- _SET PROBLEM_: Starting from the line containing "Read out every word on this page.", give again every line through the end of the entries, word for word. Pictures stay out of the copy.

Dataset entries:

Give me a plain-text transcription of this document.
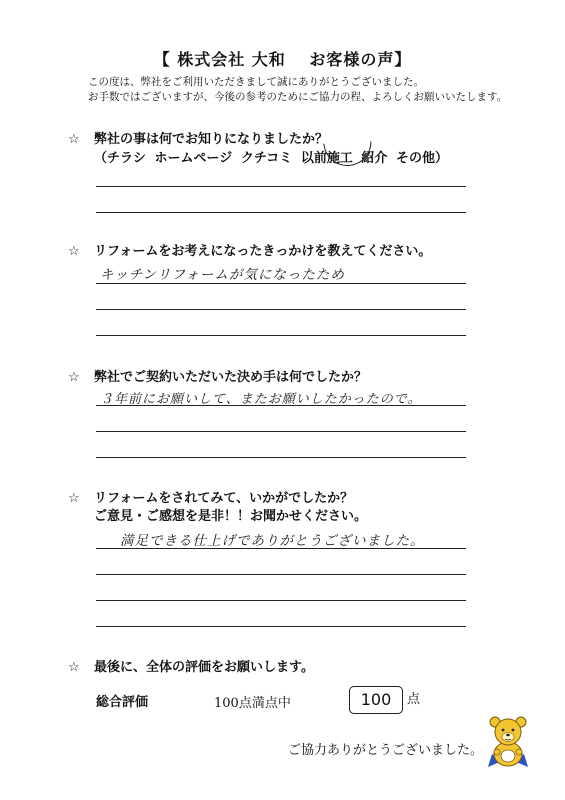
【 株式会社 大和　 お客様の声】
この度は、弊社をご利用いただきまして誠にありがとうございました。
お手数ではございますが、今後の参考のためにご協力の程、よろしくお願いいたします。
☆ 弊社の事は何でお知りになりましたか？
（チラシ ホームページ クチコミ 以前施工 紹介 その他）
☆ リフォームをお考えになったきっかけを教えてください。
キッチンリフォームが気になったため
☆ 弊社でご契約いただいた決め手は何でしたか？
３年前にお願いして、またお願いしたかったので。
☆ リフォームをされてみて、いかがでしたか？
ご意見・ご感想を是非！！お聞かせください。
満足できる仕上げでありがとうございました。
☆ 最後に、全体の評価をお願いします。
総合評価	100点満点中	100	点
ご協力ありがとうございました。
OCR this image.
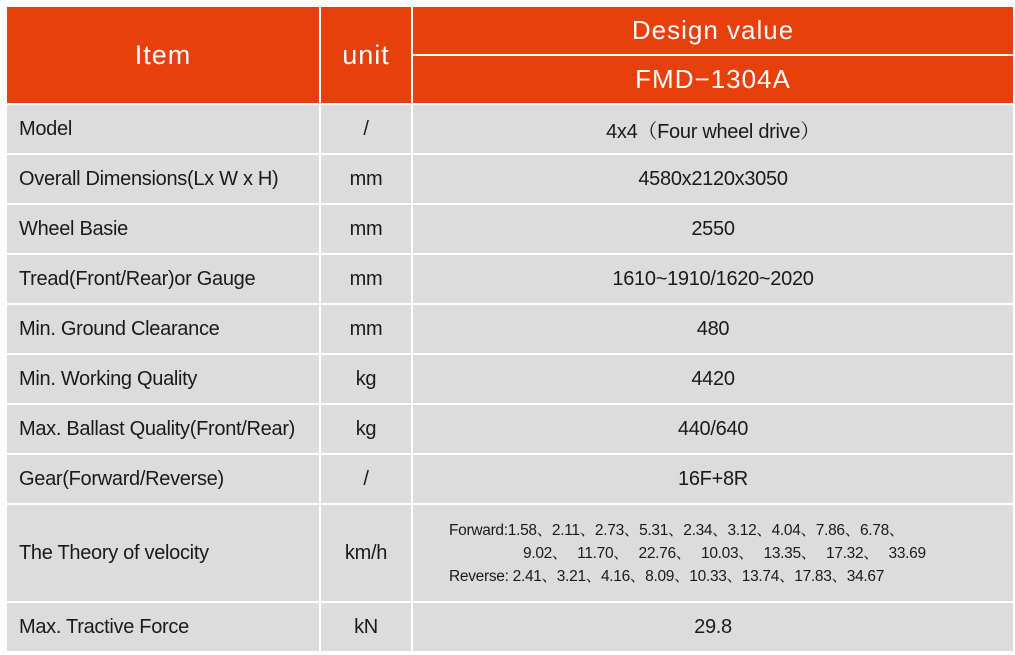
Item	unit	Design value
		FMD−1304A
Model	/	4x4（Four wheel drive）
Overall Dimensions(Lx W x H)	mm	4580x2120x3050
Wheel Basie	mm	2550
Tread(Front/Rear)or Gauge	mm	1610~1910/1620~2020
Min. Ground Clearance	mm	480
Min. Working Quality	kg	4420
Max. Ballast Quality(Front/Rear)	kg	440/640
Gear(Forward/Reverse)	/	16F+8R
The Theory of velocity	km/h	Forward:1.58、2.11、2.73、5.31、2.34、3.12、4.04、7.86、6.78、
9.02、 11.70、 22.76、 10.03、 13.35、 17.32、 33.69
Reverse: 2.41、3.21、4.16、8.09、10.33、13.74、17.83、34.67

Max. Tractive Force	kN	29.8
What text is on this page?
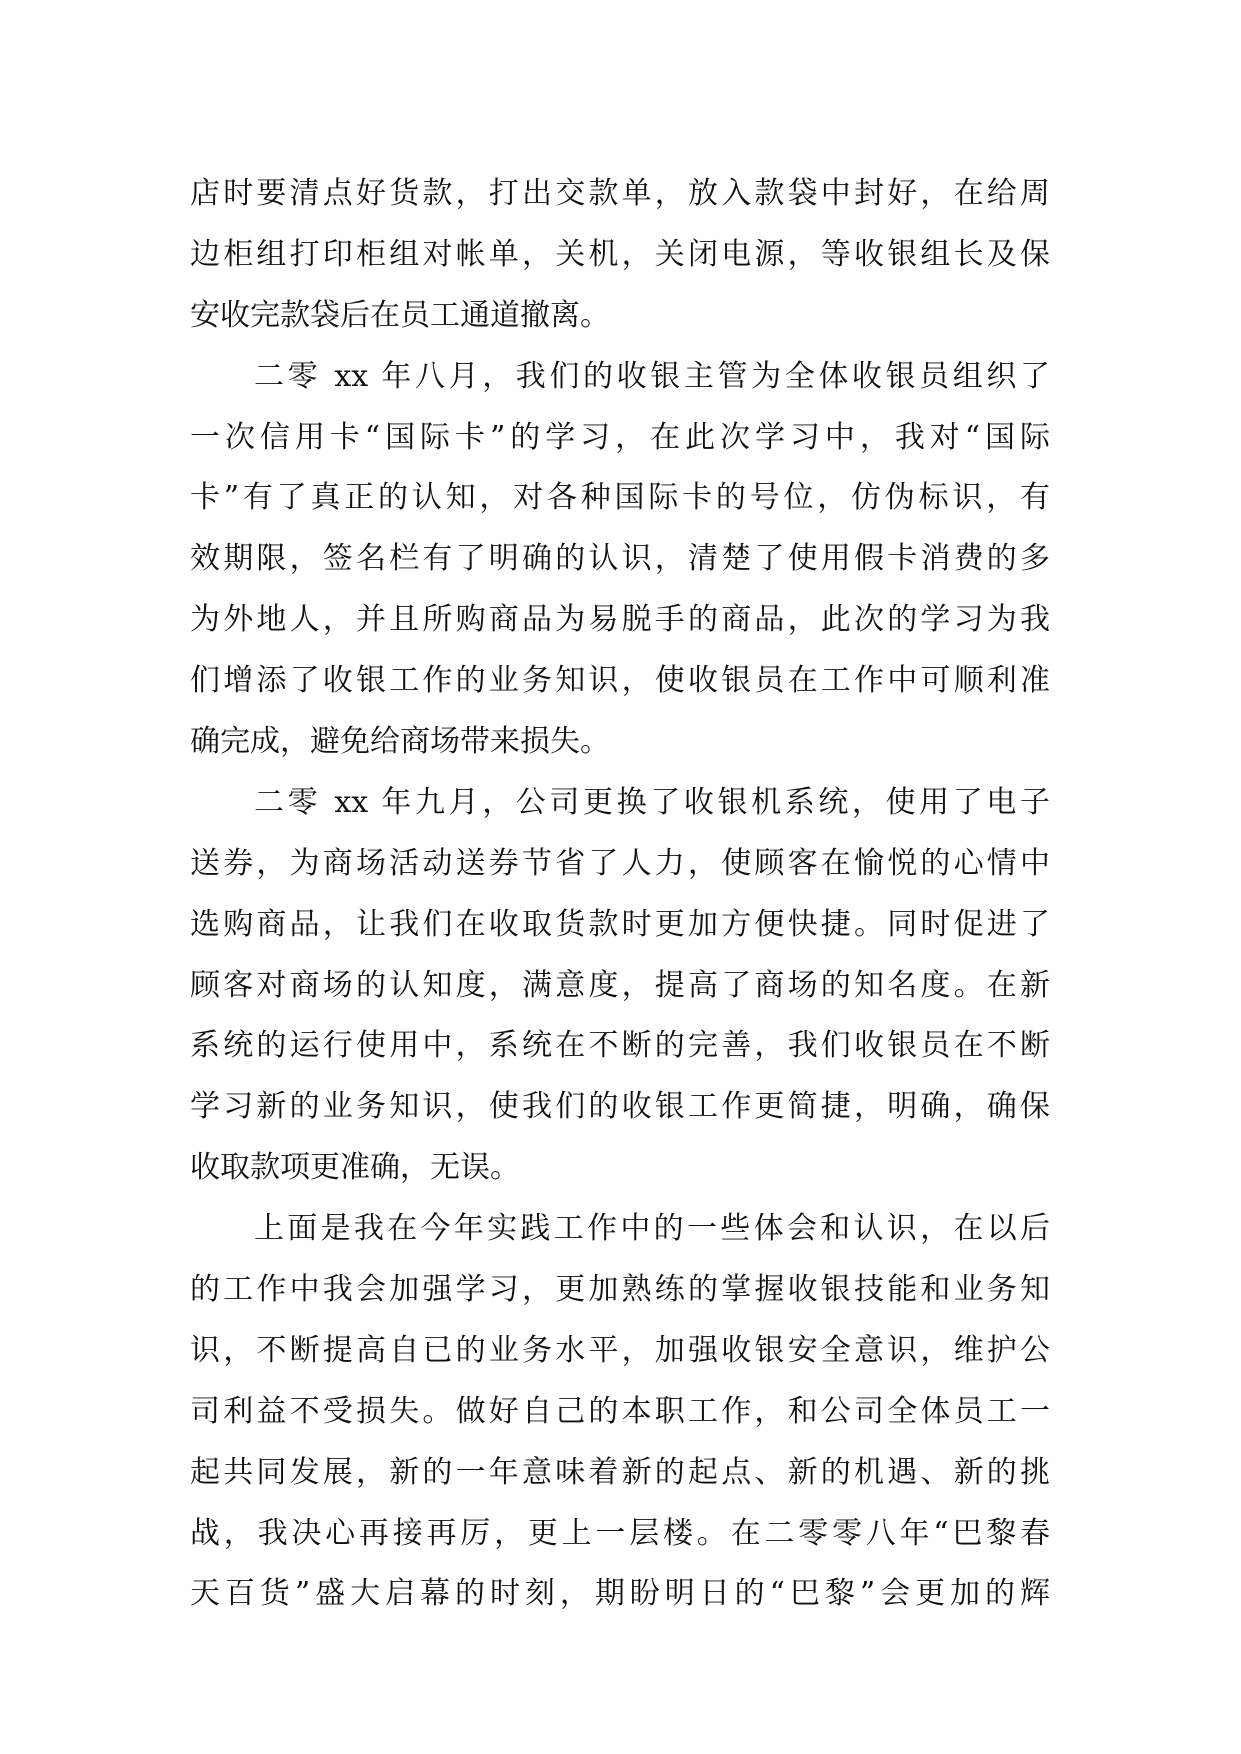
店时要清点好货款，打出交款单，放入款袋中封好，在给周
边柜组打印柜组对帐单，关机，关闭电源，等收银组长及保
安收完款袋后在员工通道撤离。
二零 xx 年八月，我们的收银主管为全体收银员组织了
一次信用卡“国际卡”的学习，在此次学习中，我对“国际
卡”有了真正的认知，对各种国际卡的号位，仿伪标识，有
效期限，签名栏有了明确的认识，清楚了使用假卡消费的多
为外地人，并且所购商品为易脱手的商品，此次的学习为我
们增添了收银工作的业务知识，使收银员在工作中可顺利准
确完成，避免给商场带来损失。
二零 xx 年九月，公司更换了收银机系统，使用了电子
送券，为商场活动送券节省了人力，使顾客在愉悦的心情中
选购商品，让我们在收取货款时更加方便快捷。同时促进了
顾客对商场的认知度，满意度，提高了商场的知名度。在新
系统的运行使用中，系统在不断的完善，我们收银员在不断
学习新的业务知识，使我们的收银工作更简捷，明确，确保
收取款项更准确，无误。
上面是我在今年实践工作中的一些体会和认识，在以后
的工作中我会加强学习，更加熟练的掌握收银技能和业务知
识，不断提高自已的业务水平，加强收银安全意识，维护公
司利益不受损失。做好自己的本职工作，和公司全体员工一
起共同发展，新的一年意味着新的起点、新的机遇、新的挑
战，我决心再接再厉，更上一层楼。在二零零八年“巴黎春
天百货”盛大启幕的时刻，期盼明日的“巴黎”会更加的辉
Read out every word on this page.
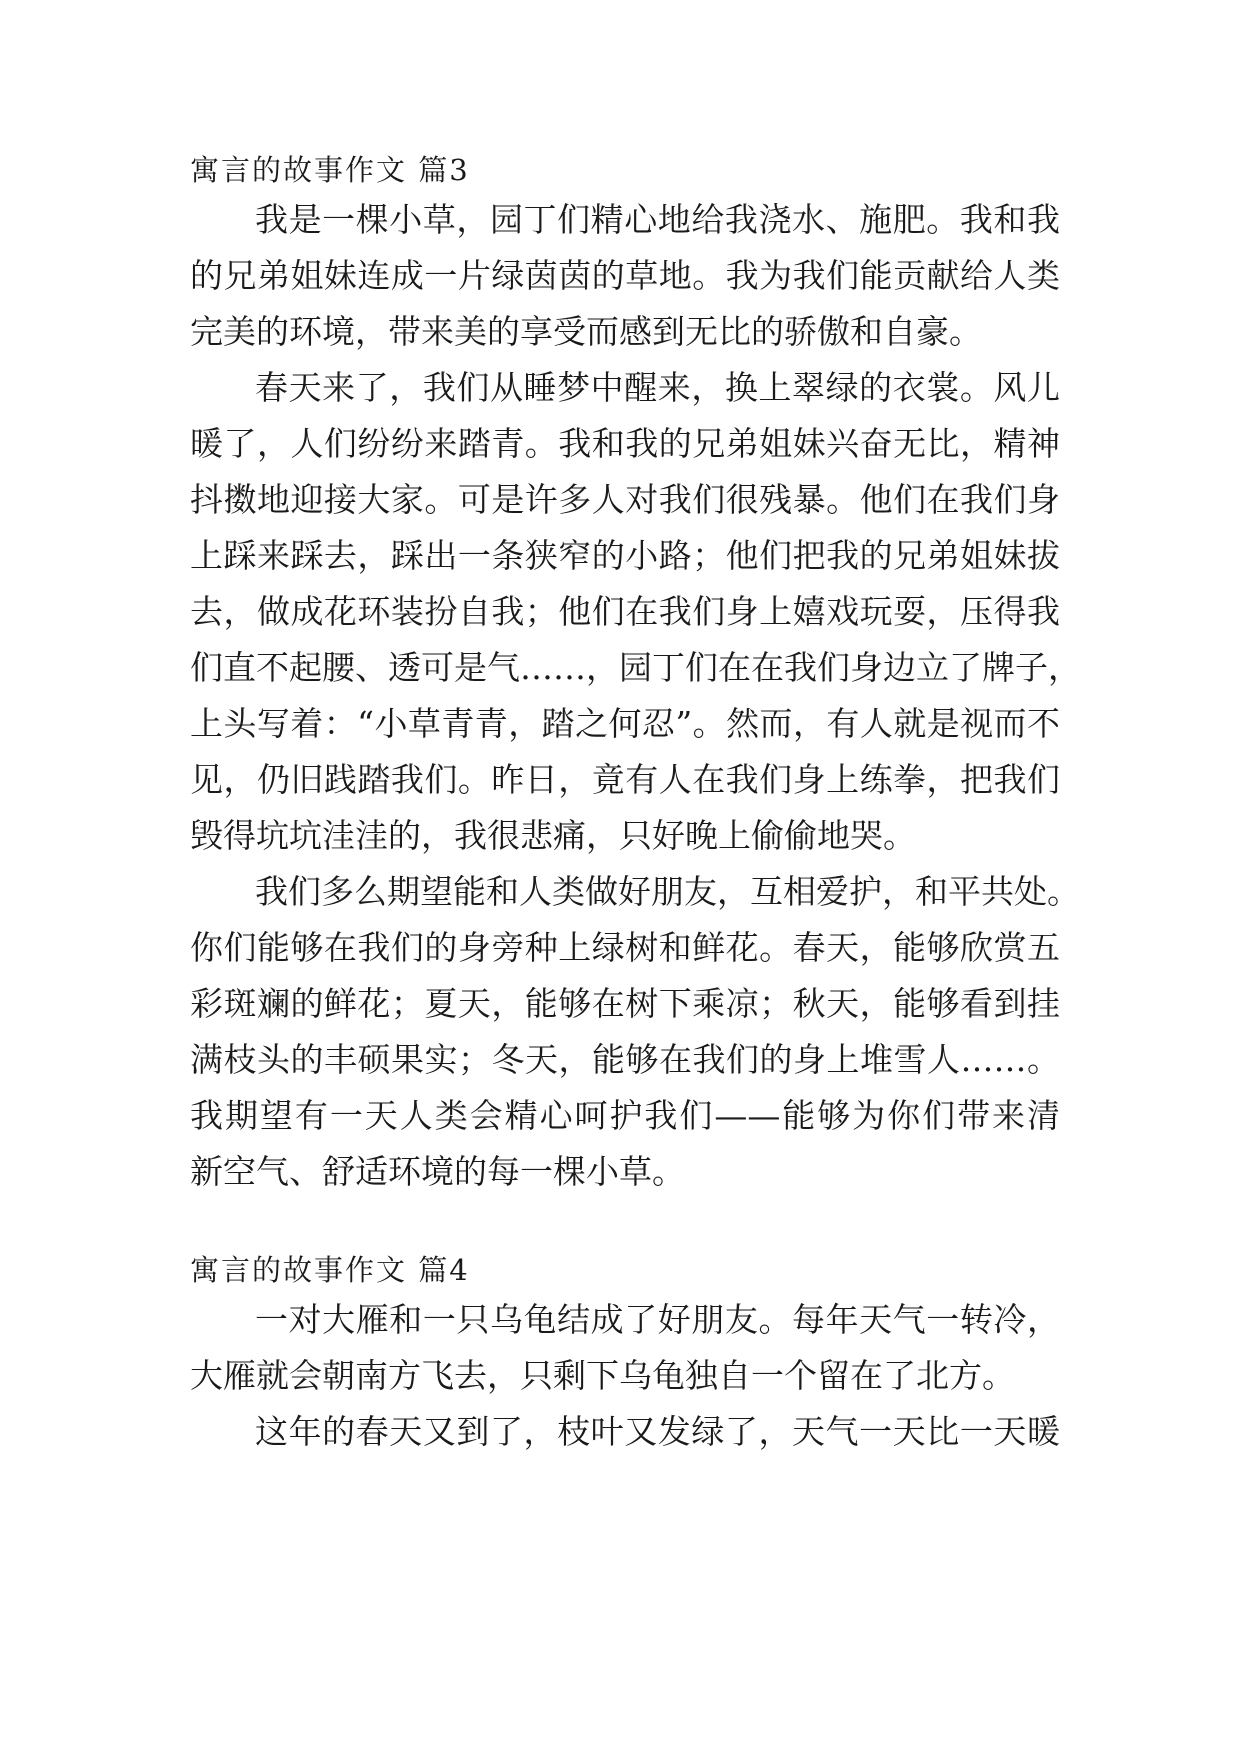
寓言的故事作文 篇3
我是一棵小草，园丁们精心地给我浇水、施肥。我和我
的兄弟姐妹连成一片绿茵茵的草地。我为我们能贡献给人类
完美的环境，带来美的享受而感到无比的骄傲和自豪。
春天来了，我们从睡梦中醒来，换上翠绿的衣裳。风儿
暖了，人们纷纷来踏青。我和我的兄弟姐妹兴奋无比，精神
抖擞地迎接大家。可是许多人对我们很残暴。他们在我们身
上踩来踩去，踩出一条狭窄的小路；他们把我的兄弟姐妹拔
去，做成花环装扮自我；他们在我们身上嬉戏玩耍，压得我
们直不起腰、透可是气……，园丁们在在我们身边立了牌子，
上头写着：“小草青青，踏之何忍”。然而，有人就是视而不
见，仍旧践踏我们。昨日，竟有人在我们身上练拳，把我们
毁得坑坑洼洼的，我很悲痛，只好晚上偷偷地哭。
我们多么期望能和人类做好朋友，互相爱护，和平共处。
你们能够在我们的身旁种上绿树和鲜花。春天，能够欣赏五
彩斑斓的鲜花；夏天，能够在树下乘凉；秋天，能够看到挂
满枝头的丰硕果实；冬天，能够在我们的身上堆雪人……。
我期望有一天人类会精心呵护我们——能够为你们带来清
新空气、舒适环境的每一棵小草。
寓言的故事作文 篇4
一对大雁和一只乌龟结成了好朋友。每年天气一转冷，
大雁就会朝南方飞去，只剩下乌龟独自一个留在了北方。
这年的春天又到了，枝叶又发绿了，天气一天比一天暖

- _EXERCISE RESULT_:
Read out every word on this page.
寓言的故事作文 篇3
我是一棵小草，园丁们精心地给我浇水、施肥。我和我
的兄弟姐妹连成一片绿茵茵的草地。我为我们能贡献给人类
完美的环境，带来美的享受而感到无比的骄傲和自豪。
春天来了，我们从睡梦中醒来，换上翠绿的衣裳。风儿
暖了，人们纷纷来踏青。我和我的兄弟姐妹兴奋无比，精神
抖擞地迎接大家。可是许多人对我们很残暴。他们在我们身
上踩来踩去，踩出一条狭窄的小路；他们把我的兄弟姐妹拔
去，做成花环装扮自我；他们在我们身上嬉戏玩耍，压得我
们直不起腰、透可是气……，园丁们在在我们身边立了牌子，
上头写着：“小草青青，踏之何忍”。然而，有人就是视而不
见，仍旧践踏我们。昨日，竟有人在我们身上练拳，把我们
毁得坑坑洼洼的，我很悲痛，只好晚上偷偷地哭。
我们多么期望能和人类做好朋友，互相爱护，和平共处。
你们能够在我们的身旁种上绿树和鲜花。春天，能够欣赏五
彩斑斓的鲜花；夏天，能够在树下乘凉；秋天，能够看到挂
满枝头的丰硕果实；冬天，能够在我们的身上堆雪人……。
我期望有一天人类会精心呵护我们——能够为你们带来清
新空气、舒适环境的每一棵小草。
寓言的故事作文 篇4
一对大雁和一只乌龟结成了好朋友。每年天气一转冷，
大雁就会朝南方飞去，只剩下乌龟独自一个留在了北方。
这年的春天又到了，枝叶又发绿了，天气一天比一天暖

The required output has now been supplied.